From the listing below, extract every line containing "type".
--- Dataset ---
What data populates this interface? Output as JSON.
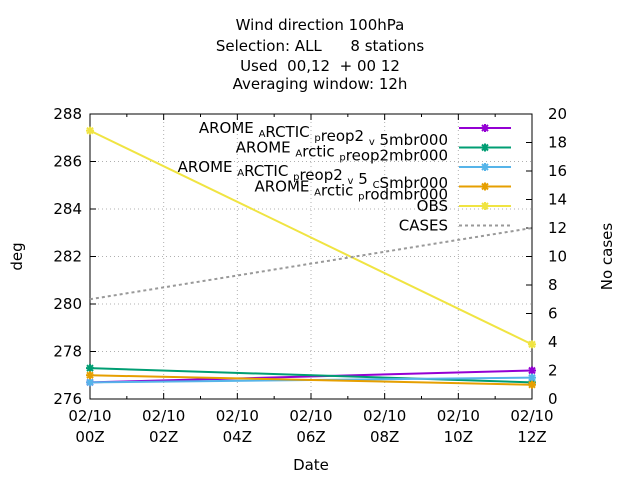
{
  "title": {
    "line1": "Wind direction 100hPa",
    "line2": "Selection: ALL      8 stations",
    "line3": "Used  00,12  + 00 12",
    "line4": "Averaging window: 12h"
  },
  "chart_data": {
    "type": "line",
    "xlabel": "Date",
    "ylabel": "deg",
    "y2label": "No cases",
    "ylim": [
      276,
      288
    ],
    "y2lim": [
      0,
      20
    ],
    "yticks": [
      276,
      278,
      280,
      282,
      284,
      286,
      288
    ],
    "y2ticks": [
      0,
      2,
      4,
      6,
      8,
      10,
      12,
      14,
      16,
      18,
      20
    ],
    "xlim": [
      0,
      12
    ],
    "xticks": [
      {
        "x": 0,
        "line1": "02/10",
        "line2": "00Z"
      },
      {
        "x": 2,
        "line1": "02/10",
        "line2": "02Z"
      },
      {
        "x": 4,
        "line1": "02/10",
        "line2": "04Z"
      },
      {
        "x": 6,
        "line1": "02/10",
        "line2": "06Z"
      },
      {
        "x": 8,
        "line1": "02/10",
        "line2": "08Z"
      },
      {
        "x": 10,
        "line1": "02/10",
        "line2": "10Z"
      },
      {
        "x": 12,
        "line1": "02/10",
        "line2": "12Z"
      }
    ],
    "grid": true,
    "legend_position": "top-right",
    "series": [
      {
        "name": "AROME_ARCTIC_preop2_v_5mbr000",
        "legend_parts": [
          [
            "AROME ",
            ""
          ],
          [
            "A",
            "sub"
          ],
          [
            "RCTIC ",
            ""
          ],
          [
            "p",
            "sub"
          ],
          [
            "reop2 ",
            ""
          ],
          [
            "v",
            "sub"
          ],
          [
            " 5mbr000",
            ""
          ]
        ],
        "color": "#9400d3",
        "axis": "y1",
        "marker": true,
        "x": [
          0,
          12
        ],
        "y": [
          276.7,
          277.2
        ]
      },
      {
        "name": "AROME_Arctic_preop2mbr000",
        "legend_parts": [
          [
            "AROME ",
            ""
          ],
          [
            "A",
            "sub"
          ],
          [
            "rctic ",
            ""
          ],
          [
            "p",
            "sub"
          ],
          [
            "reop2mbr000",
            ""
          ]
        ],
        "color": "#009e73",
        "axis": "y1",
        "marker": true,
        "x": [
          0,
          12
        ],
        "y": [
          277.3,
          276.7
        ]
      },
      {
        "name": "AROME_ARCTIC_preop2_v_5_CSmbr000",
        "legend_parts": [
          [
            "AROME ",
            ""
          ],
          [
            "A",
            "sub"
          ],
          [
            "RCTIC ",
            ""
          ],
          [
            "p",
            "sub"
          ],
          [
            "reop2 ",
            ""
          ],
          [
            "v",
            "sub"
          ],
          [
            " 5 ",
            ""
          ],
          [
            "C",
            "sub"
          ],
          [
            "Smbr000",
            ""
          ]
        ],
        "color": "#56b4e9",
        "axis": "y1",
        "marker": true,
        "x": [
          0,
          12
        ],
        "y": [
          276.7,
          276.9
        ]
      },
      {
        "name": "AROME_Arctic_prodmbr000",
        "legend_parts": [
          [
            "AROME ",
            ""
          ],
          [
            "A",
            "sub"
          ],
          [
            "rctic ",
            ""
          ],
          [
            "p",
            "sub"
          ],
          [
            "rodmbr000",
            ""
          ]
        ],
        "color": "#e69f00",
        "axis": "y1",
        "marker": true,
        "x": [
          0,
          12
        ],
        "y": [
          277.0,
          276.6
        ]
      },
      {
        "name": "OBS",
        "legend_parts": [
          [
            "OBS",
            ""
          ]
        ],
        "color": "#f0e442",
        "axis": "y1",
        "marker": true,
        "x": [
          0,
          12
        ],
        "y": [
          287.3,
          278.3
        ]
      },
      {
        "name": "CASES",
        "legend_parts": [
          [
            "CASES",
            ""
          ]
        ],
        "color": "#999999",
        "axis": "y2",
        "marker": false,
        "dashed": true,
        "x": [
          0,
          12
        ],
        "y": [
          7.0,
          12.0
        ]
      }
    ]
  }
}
---
--- Dataset ---
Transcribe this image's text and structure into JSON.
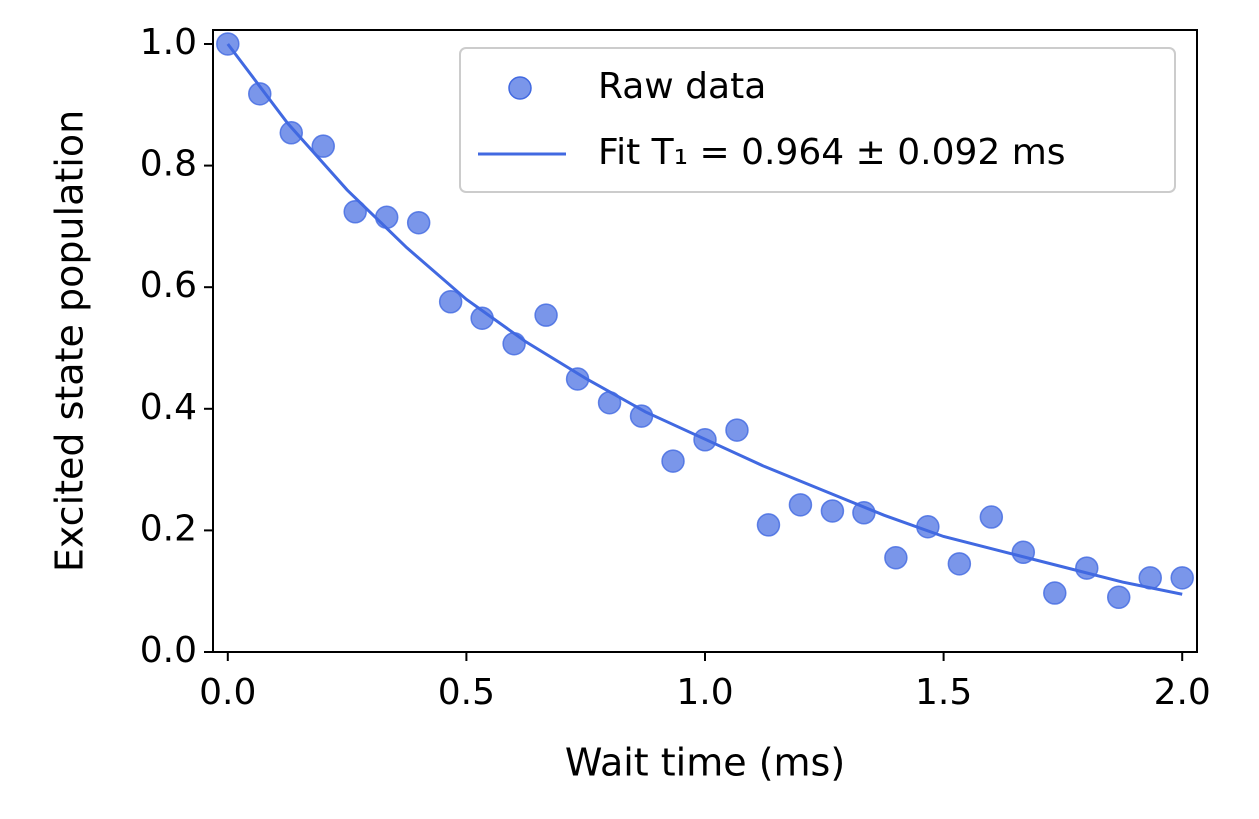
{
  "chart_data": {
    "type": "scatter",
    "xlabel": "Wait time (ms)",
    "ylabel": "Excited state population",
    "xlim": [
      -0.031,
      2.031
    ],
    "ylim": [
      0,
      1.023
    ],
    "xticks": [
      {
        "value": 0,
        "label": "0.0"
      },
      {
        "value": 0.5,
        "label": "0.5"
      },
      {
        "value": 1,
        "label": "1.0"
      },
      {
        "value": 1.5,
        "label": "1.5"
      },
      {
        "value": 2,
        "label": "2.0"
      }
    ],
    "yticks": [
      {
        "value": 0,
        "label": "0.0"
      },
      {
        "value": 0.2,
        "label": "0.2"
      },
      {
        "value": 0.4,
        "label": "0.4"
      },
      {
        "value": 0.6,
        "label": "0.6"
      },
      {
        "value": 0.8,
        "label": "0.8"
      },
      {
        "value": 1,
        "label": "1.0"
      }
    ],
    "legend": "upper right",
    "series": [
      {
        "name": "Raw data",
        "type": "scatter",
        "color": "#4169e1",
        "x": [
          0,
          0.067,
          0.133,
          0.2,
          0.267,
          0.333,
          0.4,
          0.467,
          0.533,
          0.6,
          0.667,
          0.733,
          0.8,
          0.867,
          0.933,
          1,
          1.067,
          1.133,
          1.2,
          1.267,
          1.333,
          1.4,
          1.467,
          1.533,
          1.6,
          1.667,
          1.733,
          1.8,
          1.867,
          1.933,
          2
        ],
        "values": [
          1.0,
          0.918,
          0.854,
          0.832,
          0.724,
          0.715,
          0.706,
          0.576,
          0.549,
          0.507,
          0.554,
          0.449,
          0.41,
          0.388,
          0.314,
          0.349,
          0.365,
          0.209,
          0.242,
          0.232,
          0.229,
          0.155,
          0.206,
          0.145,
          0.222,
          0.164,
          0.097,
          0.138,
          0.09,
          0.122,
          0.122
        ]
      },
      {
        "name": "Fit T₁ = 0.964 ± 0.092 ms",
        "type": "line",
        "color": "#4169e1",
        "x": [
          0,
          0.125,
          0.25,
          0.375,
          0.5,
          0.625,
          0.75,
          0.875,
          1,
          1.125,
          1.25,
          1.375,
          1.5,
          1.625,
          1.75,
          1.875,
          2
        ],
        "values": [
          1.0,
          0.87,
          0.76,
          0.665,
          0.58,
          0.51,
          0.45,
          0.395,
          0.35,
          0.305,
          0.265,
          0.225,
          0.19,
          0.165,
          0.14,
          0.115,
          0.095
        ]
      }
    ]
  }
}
---
--- Dataset ---
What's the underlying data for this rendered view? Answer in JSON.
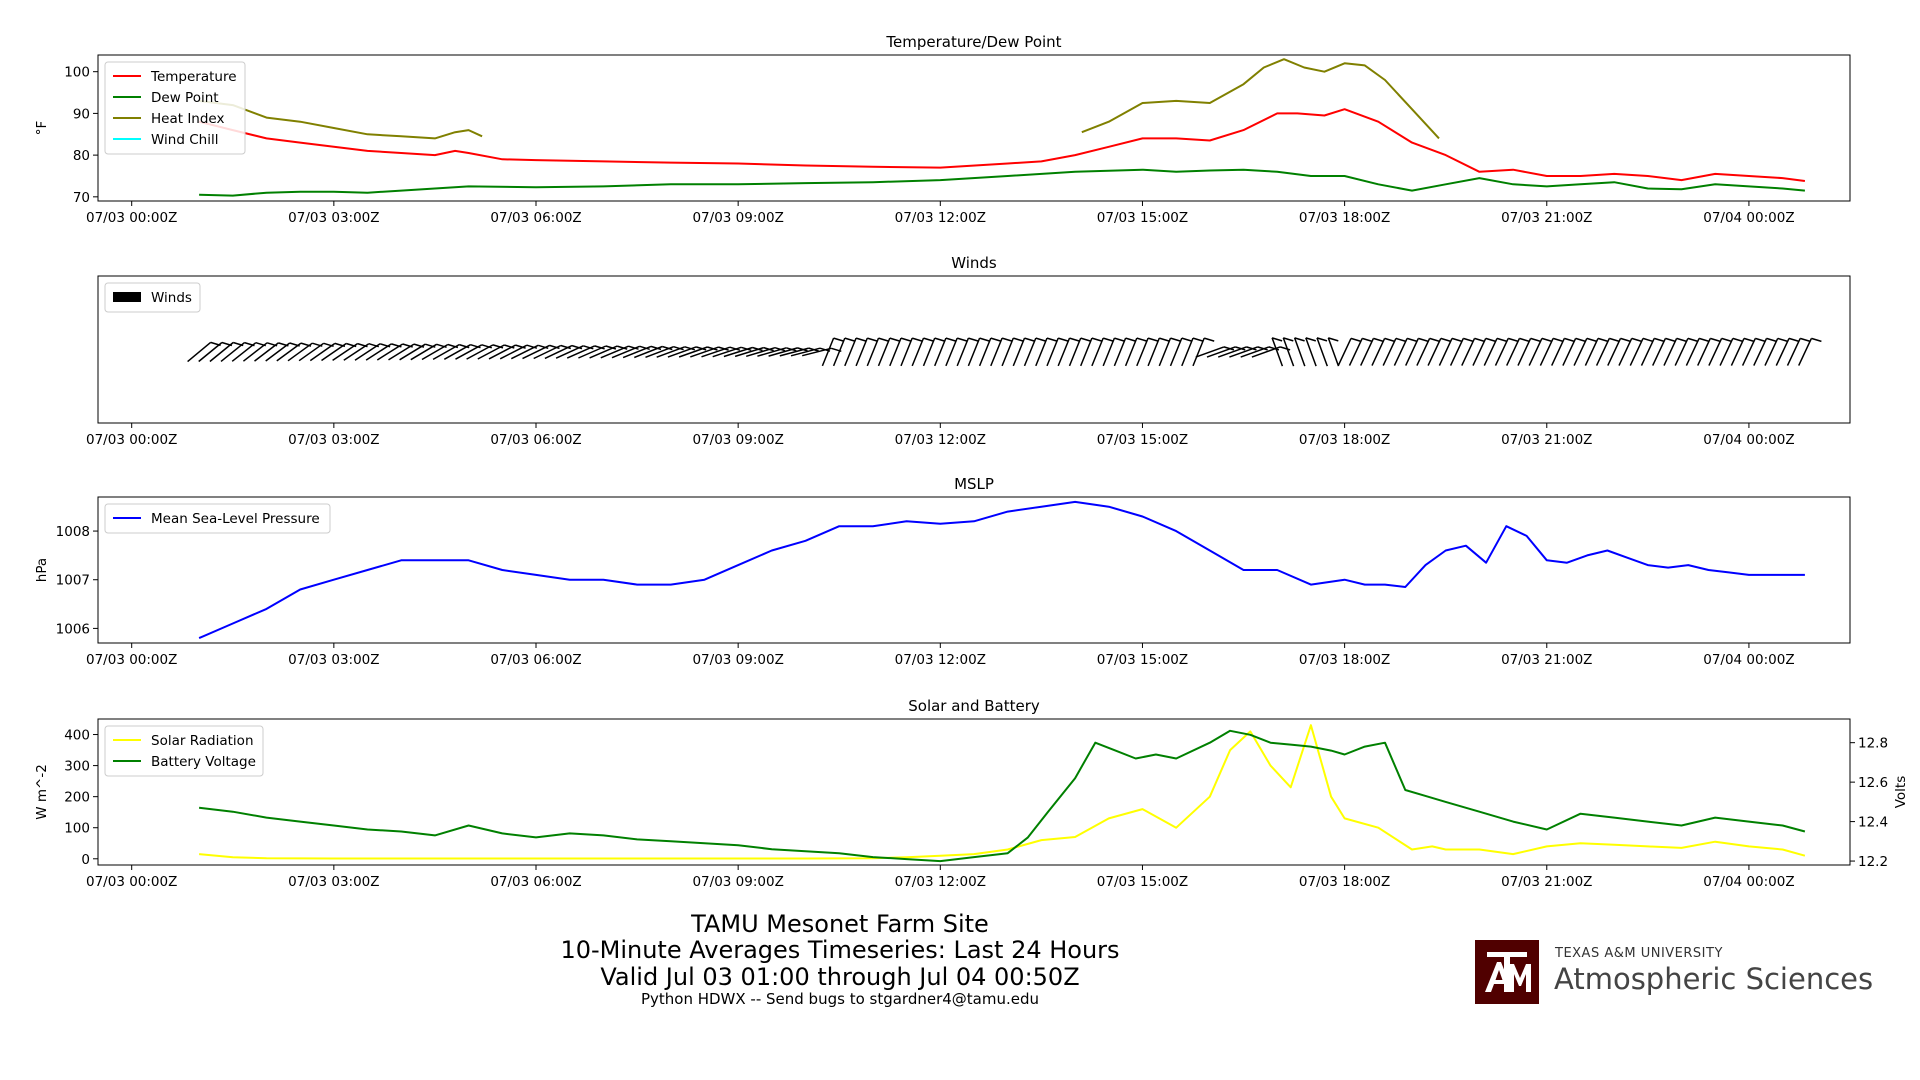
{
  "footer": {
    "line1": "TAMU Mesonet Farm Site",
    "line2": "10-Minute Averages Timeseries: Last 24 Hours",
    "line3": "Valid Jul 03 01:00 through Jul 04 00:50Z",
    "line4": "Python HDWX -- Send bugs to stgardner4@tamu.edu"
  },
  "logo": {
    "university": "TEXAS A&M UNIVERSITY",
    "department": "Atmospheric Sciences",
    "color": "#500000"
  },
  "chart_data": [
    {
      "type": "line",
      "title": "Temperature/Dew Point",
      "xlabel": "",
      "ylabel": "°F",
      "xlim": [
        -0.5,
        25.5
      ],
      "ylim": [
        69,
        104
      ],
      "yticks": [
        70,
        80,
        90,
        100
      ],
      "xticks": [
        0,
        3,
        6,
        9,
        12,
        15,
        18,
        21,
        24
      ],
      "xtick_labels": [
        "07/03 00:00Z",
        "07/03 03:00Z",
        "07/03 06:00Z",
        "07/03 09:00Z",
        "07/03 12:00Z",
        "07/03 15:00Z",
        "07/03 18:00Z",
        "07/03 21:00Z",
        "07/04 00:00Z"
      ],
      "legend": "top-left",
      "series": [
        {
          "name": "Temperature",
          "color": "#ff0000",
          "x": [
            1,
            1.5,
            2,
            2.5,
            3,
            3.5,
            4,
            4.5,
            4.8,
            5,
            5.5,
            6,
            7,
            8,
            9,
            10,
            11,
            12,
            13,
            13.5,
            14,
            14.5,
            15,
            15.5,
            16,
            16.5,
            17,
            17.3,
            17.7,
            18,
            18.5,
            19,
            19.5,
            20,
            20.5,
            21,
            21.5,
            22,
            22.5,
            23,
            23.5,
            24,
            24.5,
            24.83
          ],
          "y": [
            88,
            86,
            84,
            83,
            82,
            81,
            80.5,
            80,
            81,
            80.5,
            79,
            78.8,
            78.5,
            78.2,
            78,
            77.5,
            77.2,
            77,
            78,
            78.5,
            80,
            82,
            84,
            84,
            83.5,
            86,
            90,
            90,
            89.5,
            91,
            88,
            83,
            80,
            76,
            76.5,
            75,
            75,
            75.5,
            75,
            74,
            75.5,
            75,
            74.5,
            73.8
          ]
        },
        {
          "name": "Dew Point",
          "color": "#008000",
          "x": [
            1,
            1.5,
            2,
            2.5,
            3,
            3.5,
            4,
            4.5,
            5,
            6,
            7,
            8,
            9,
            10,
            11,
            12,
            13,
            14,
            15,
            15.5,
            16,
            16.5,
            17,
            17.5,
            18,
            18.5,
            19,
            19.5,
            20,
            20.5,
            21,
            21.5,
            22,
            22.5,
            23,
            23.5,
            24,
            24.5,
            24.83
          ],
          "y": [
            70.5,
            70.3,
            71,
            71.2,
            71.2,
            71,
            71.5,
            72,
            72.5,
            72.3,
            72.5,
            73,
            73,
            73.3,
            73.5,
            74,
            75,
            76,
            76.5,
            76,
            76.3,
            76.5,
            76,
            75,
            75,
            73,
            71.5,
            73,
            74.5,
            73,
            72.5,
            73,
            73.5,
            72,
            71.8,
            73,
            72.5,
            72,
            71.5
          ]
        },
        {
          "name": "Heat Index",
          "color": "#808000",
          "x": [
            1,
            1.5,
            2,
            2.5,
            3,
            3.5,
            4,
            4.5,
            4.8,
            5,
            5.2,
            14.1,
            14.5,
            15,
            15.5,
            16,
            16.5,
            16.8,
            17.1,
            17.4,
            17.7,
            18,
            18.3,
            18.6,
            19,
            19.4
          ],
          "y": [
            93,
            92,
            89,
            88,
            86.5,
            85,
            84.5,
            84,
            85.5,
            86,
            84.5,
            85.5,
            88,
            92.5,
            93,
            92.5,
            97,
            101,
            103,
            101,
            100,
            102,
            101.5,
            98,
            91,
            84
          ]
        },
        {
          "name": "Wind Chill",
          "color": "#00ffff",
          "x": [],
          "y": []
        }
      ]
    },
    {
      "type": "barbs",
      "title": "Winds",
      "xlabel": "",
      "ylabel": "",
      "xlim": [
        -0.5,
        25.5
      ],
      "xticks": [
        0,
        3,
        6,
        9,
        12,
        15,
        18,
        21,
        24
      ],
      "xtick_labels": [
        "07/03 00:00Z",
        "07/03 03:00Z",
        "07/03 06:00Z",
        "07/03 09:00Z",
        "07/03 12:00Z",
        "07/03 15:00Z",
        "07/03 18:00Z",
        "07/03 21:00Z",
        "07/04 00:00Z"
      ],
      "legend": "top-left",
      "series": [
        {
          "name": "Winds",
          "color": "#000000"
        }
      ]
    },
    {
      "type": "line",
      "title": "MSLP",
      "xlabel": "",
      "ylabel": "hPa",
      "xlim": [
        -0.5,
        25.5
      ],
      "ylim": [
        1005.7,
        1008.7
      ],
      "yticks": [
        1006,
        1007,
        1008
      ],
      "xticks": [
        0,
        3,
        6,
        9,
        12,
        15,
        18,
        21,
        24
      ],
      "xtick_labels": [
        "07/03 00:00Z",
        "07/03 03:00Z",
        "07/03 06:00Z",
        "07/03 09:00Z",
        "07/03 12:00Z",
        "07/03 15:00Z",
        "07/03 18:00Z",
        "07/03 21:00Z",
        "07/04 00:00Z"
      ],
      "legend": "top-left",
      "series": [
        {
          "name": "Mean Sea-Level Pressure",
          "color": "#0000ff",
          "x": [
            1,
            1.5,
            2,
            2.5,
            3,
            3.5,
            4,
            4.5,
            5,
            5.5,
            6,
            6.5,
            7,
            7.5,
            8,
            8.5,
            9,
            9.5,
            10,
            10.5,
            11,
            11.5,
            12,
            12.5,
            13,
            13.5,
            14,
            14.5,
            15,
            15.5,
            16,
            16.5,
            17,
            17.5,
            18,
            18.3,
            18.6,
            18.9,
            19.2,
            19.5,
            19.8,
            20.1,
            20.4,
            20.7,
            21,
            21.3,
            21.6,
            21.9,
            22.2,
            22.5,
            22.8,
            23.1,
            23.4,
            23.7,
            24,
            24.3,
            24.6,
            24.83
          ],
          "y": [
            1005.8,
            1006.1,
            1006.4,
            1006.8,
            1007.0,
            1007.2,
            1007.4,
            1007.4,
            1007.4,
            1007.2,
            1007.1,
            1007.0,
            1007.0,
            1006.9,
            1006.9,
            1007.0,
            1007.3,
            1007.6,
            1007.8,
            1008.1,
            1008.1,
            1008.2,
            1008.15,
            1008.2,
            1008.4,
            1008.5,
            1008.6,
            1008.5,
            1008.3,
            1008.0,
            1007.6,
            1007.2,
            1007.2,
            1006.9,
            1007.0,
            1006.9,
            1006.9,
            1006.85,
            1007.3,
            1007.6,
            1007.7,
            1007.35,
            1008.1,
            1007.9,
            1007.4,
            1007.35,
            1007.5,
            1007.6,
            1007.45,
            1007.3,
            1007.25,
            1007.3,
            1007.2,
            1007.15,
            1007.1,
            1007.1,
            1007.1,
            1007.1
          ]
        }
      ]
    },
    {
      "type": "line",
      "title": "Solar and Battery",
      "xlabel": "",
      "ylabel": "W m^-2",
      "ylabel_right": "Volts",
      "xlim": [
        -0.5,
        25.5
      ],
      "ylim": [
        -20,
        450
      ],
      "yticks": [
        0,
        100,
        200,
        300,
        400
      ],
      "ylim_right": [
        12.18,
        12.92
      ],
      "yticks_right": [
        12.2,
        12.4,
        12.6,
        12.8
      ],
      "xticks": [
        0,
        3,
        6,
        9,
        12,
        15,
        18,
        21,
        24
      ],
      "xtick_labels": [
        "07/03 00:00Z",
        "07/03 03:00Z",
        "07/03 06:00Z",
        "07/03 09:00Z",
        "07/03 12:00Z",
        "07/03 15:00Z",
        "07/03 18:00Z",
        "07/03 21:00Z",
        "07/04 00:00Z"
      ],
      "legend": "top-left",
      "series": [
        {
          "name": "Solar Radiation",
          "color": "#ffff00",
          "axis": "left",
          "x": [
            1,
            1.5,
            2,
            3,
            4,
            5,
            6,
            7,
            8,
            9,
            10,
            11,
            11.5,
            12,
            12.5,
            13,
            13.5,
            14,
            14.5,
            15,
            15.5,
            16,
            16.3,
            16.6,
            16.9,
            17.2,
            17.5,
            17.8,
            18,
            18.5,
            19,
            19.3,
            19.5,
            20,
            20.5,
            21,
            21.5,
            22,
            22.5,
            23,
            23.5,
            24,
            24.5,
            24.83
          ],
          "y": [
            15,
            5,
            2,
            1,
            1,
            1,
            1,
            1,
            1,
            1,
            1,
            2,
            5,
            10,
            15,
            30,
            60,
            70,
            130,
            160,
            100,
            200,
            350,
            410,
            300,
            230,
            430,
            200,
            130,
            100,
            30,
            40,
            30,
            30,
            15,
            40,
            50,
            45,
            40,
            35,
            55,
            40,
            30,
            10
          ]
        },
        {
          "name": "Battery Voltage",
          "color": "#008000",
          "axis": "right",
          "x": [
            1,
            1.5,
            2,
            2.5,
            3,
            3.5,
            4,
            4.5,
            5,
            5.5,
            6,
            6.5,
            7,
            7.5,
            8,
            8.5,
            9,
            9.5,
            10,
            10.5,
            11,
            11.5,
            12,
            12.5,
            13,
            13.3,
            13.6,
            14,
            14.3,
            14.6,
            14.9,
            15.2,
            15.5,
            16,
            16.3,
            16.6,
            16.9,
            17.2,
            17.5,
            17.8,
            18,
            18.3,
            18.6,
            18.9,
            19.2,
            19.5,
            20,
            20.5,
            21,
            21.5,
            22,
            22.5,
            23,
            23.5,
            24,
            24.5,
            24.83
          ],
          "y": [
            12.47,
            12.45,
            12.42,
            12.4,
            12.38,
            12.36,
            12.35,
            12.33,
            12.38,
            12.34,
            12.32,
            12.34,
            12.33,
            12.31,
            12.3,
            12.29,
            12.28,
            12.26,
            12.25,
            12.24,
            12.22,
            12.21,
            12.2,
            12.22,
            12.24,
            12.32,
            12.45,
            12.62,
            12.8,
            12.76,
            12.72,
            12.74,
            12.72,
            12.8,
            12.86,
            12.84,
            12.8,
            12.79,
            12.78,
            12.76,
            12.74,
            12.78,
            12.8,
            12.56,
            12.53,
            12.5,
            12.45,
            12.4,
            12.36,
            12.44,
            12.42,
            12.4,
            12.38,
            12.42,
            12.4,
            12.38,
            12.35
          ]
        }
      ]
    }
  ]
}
---
**Full answer**
    "type": "line",
    "type": "scatter",
        "type": "scatter",
        "type": "line",
      "type": "line",
      "type": "barbs",
      "type": "line",
      "type": "line",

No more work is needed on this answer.